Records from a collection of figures
[start]

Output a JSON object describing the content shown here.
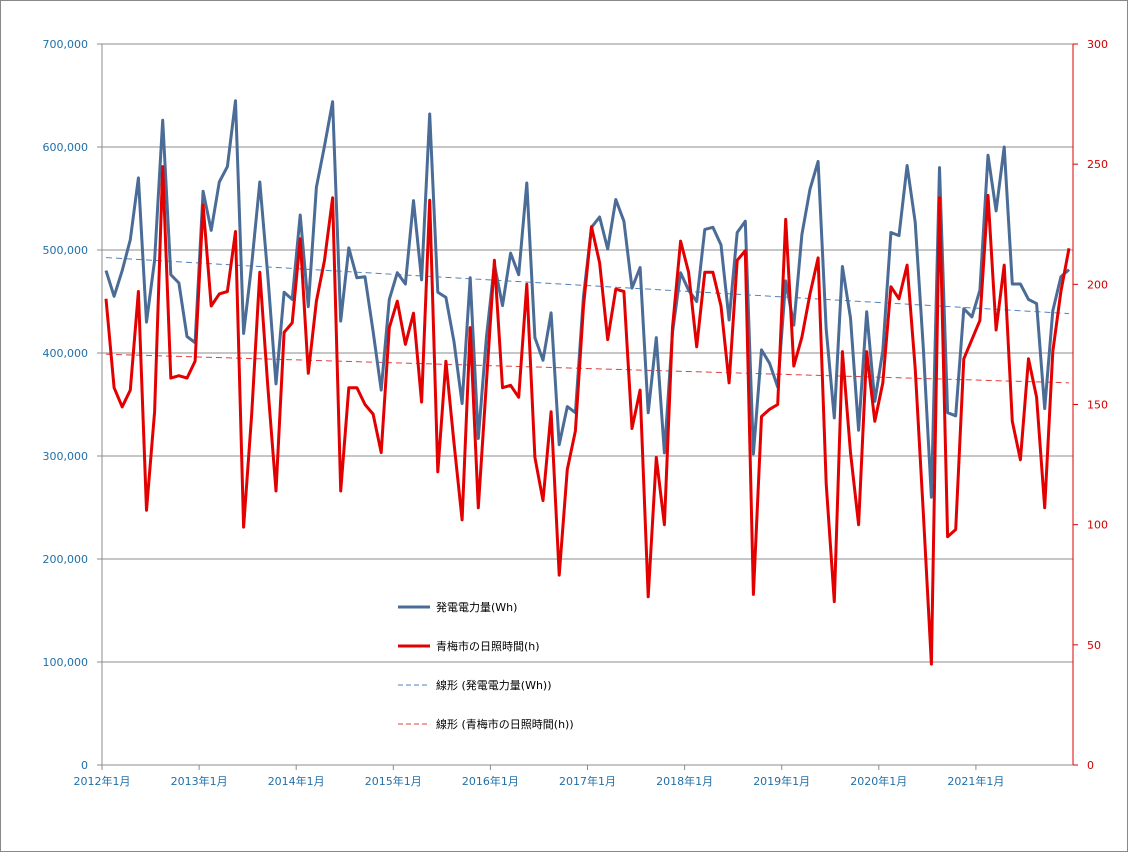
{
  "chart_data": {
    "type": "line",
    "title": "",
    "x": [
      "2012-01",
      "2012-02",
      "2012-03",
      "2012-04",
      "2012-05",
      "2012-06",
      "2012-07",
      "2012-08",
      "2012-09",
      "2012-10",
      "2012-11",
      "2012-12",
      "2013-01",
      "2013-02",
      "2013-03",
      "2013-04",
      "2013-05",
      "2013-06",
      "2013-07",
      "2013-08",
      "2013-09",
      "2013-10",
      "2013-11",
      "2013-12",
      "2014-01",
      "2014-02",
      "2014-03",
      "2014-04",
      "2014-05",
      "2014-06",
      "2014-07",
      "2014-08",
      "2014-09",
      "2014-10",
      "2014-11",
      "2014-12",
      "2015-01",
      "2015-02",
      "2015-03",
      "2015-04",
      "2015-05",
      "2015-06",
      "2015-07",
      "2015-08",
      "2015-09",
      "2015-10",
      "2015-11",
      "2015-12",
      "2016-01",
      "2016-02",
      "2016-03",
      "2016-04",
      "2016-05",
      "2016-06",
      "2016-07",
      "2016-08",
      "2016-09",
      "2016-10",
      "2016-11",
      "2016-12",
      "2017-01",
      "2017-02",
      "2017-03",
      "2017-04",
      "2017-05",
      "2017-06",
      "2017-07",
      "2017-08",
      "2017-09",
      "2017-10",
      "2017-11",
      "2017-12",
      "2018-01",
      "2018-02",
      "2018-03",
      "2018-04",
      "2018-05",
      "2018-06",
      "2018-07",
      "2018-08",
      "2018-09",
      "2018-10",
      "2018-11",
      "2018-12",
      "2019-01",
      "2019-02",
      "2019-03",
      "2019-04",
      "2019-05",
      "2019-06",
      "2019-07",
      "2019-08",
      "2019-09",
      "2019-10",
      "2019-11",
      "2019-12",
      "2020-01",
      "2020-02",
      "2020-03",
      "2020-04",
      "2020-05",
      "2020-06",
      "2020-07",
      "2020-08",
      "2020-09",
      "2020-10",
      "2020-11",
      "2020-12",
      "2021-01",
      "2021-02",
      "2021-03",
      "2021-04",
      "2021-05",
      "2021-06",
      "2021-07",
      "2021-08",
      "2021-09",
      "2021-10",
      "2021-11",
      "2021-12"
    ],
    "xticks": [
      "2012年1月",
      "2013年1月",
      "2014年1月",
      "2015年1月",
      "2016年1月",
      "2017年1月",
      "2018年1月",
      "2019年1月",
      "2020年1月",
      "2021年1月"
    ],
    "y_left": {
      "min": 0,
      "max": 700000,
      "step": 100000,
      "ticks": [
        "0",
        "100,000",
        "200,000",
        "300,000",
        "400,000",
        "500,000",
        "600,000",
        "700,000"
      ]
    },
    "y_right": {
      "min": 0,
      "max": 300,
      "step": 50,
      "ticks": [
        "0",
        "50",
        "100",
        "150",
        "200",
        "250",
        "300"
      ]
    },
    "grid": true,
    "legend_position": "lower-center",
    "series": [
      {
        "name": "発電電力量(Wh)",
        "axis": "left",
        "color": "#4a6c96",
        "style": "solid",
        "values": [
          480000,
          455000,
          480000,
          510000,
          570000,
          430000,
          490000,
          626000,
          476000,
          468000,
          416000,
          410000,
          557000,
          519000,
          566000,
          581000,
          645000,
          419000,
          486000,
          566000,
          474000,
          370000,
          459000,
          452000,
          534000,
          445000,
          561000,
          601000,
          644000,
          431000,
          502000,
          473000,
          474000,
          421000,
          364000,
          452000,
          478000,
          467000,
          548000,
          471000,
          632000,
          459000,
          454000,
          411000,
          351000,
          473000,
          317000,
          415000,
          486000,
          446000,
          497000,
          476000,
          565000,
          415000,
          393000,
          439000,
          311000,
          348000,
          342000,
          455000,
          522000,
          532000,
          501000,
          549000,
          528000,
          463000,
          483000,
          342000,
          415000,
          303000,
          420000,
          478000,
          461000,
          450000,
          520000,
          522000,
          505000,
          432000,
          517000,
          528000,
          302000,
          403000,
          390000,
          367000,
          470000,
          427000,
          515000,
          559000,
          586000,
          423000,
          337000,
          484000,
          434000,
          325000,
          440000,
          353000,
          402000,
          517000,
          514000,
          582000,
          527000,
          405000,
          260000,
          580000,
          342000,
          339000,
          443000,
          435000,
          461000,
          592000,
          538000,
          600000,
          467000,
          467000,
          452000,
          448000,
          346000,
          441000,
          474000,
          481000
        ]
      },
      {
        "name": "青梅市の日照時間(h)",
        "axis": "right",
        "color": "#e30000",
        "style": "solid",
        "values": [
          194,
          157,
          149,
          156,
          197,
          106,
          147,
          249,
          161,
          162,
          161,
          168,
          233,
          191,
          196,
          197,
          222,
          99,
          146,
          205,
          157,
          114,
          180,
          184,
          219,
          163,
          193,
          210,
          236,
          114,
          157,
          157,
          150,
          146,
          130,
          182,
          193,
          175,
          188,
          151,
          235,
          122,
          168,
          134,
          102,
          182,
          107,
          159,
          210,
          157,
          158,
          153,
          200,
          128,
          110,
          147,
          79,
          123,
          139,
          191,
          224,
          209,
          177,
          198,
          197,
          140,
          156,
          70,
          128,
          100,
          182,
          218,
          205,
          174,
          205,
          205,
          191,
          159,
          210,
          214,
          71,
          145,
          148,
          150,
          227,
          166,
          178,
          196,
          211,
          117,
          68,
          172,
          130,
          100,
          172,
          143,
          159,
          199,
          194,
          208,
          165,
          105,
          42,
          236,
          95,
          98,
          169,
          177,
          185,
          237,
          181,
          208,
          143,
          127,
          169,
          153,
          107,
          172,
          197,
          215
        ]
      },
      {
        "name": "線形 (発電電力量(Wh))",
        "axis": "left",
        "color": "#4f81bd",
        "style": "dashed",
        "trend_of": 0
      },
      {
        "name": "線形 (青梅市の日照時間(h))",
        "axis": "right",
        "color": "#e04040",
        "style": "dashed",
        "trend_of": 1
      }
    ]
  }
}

[end]
[start]

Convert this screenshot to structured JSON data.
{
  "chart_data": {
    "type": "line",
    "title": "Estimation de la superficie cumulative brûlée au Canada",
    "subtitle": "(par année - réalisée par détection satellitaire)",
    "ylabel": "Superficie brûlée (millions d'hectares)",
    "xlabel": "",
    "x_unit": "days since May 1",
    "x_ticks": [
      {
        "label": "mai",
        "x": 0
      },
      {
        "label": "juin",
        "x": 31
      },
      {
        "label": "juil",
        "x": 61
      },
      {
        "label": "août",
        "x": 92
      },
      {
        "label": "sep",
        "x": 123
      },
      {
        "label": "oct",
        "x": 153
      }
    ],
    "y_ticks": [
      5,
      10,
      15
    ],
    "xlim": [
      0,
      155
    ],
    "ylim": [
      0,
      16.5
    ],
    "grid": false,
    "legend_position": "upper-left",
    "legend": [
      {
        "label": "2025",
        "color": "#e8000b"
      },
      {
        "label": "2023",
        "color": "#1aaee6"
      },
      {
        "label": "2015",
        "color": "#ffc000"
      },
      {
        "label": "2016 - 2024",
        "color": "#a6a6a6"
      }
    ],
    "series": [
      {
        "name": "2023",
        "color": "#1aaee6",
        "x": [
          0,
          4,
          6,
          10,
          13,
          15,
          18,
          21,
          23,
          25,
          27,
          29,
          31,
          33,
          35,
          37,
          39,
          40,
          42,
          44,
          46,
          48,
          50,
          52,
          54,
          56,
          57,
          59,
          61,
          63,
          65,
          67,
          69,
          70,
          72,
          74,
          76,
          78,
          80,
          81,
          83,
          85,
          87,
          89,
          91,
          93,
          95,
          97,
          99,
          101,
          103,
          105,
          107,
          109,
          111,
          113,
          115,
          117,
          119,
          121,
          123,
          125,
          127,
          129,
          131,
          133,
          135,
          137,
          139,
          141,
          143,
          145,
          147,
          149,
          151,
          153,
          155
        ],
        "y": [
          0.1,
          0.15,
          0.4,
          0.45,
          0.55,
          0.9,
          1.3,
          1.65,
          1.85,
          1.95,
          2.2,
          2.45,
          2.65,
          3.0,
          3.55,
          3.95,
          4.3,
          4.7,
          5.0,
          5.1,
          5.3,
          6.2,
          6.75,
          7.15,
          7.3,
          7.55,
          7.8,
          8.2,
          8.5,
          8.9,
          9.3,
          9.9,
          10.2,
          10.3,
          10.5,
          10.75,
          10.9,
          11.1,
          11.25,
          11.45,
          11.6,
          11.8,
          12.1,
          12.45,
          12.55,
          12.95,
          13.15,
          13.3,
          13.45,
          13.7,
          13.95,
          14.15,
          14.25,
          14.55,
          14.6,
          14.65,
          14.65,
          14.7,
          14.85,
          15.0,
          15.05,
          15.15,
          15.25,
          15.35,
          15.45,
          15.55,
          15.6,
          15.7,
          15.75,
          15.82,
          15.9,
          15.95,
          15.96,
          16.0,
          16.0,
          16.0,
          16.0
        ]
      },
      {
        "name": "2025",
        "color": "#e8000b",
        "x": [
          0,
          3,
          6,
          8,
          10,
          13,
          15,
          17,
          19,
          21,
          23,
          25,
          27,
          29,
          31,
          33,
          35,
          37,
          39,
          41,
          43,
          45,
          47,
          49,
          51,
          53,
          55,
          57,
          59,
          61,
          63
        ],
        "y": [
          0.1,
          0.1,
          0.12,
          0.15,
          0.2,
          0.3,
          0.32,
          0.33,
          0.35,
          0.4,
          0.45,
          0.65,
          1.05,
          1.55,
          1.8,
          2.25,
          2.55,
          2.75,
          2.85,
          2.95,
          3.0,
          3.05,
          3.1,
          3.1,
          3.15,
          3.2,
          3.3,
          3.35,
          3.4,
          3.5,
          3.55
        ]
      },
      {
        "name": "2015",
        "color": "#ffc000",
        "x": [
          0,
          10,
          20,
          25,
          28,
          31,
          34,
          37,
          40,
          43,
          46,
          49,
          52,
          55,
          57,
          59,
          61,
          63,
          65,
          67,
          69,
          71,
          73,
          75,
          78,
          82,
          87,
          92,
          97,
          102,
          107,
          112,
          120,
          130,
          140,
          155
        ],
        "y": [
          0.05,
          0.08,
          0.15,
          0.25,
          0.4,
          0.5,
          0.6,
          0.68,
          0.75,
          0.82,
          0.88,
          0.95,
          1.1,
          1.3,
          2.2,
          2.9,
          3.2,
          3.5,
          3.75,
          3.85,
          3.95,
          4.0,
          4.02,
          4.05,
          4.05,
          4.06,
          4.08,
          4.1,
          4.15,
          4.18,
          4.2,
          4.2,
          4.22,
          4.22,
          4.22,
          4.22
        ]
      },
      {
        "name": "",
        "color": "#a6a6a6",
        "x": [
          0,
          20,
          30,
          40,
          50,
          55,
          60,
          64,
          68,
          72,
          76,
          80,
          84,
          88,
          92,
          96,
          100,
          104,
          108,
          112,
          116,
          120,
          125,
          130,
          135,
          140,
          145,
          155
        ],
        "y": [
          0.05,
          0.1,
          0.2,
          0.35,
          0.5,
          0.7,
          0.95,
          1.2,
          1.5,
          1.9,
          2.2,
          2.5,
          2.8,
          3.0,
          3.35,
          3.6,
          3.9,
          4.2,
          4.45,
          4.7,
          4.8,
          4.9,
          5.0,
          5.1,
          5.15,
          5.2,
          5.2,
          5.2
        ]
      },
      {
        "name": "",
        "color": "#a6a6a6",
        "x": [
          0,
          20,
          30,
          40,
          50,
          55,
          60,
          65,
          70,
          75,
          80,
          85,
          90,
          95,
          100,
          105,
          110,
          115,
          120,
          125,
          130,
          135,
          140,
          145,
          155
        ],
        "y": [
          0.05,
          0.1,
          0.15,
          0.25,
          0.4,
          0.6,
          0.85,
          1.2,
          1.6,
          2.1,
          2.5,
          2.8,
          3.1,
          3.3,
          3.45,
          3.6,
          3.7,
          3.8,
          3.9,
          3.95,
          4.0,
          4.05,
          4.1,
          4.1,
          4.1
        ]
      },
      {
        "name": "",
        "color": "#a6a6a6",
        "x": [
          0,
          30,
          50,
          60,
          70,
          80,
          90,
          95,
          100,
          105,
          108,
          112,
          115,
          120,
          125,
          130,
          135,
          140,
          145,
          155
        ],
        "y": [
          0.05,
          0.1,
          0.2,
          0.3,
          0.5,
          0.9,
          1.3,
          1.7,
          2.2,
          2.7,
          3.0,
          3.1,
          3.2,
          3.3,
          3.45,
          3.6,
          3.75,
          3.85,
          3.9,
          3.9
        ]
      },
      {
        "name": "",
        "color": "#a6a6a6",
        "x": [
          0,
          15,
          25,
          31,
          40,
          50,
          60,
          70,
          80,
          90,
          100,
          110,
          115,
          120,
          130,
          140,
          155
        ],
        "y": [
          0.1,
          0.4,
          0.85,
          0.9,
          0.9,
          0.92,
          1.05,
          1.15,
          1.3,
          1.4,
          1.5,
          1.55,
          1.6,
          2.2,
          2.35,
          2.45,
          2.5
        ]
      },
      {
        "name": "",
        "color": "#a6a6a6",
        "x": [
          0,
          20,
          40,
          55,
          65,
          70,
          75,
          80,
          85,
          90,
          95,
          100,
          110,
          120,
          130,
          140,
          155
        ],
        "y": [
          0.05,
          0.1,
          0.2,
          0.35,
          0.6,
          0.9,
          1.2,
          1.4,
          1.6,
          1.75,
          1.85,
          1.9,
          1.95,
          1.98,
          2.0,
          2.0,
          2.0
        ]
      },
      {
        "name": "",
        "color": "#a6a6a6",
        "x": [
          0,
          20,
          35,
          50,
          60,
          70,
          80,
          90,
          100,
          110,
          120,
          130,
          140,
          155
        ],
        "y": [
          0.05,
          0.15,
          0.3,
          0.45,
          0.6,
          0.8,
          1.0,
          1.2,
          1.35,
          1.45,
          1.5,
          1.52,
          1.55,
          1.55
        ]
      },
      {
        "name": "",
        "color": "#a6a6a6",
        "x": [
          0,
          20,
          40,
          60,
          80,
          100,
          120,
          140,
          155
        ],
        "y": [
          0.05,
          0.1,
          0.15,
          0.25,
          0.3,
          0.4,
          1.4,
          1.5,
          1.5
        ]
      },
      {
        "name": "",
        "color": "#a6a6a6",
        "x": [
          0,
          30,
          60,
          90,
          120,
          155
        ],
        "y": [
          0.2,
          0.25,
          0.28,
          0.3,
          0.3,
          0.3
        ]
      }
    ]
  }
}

[end]

▶ **Set problem**
Where does the word "JSON" appear in the listing? List each line that holds it.

▶ **Exercise output**
Output a JSON object describing the content shown here.
Convert this screenshot to structured JSON data.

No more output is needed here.